§ Exercise
Copy out all lines that carry the word "Promedio".

§ Records supplied
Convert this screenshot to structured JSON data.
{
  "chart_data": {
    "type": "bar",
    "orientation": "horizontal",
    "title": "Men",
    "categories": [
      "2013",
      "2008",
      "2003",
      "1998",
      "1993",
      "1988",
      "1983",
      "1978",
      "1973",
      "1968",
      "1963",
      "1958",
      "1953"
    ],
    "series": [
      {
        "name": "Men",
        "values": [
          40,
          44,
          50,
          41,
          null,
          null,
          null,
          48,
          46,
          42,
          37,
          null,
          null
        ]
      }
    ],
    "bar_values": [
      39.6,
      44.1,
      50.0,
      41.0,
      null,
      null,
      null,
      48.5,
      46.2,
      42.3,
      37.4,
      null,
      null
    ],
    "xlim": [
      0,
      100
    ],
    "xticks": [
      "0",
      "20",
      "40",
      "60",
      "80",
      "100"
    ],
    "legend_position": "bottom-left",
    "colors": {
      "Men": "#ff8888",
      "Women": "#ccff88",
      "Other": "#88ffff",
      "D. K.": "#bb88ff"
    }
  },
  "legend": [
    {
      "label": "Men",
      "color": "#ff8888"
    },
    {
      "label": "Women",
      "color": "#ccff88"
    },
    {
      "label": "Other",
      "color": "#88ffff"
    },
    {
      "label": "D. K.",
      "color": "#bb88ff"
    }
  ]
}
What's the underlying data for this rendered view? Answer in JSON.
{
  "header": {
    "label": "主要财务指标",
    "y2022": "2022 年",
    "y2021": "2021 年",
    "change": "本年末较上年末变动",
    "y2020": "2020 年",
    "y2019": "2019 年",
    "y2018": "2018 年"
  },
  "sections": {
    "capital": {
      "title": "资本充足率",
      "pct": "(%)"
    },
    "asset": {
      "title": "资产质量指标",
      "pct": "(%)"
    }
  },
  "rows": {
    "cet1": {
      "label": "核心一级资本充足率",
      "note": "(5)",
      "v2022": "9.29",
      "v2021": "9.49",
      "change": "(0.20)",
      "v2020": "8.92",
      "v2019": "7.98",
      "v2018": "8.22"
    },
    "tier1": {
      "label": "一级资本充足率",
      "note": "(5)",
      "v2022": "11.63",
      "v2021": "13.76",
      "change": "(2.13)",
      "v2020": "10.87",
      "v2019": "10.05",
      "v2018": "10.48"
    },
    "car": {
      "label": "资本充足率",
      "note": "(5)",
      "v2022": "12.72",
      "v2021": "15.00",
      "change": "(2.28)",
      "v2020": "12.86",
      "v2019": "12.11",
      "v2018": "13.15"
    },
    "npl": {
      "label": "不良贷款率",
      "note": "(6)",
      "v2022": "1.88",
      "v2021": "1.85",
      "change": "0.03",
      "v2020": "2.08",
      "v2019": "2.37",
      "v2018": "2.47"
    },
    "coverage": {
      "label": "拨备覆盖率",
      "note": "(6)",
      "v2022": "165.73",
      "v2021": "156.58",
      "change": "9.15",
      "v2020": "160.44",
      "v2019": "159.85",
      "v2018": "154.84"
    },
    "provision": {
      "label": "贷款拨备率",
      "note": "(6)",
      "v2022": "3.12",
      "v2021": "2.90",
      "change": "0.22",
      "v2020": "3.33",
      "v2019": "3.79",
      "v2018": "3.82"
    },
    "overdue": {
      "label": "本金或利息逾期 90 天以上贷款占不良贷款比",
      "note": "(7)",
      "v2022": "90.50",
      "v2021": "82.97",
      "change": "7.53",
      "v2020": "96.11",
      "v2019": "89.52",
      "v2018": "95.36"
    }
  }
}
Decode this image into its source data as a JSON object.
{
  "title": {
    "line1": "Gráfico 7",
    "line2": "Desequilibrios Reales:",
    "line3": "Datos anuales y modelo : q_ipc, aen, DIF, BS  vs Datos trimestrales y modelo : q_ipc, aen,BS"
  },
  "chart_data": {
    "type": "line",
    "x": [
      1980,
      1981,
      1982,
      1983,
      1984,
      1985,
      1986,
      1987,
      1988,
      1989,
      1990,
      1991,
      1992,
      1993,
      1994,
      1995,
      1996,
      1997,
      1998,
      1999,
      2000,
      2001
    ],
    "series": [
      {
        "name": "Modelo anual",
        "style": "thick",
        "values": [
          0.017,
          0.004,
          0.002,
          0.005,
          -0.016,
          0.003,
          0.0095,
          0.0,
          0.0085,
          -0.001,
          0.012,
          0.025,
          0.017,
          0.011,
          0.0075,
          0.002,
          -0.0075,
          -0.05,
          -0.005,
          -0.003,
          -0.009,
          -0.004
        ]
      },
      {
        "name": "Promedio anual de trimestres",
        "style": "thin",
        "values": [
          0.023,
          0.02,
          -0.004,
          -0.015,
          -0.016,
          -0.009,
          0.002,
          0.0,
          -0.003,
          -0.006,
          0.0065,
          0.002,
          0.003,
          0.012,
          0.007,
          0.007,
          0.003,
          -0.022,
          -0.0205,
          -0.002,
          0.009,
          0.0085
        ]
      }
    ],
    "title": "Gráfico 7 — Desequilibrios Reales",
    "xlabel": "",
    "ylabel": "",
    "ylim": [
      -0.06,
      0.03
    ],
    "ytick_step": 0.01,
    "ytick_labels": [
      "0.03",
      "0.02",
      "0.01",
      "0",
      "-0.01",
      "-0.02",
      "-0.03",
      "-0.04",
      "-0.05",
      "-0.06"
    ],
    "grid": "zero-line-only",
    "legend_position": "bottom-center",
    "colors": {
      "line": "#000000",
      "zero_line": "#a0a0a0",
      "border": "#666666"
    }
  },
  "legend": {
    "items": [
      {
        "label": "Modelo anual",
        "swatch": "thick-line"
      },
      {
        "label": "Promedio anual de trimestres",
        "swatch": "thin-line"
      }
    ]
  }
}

§ Written solution
        "name": "Promedio anual de trimestres",
        "label": "Promedio anual de trimestres",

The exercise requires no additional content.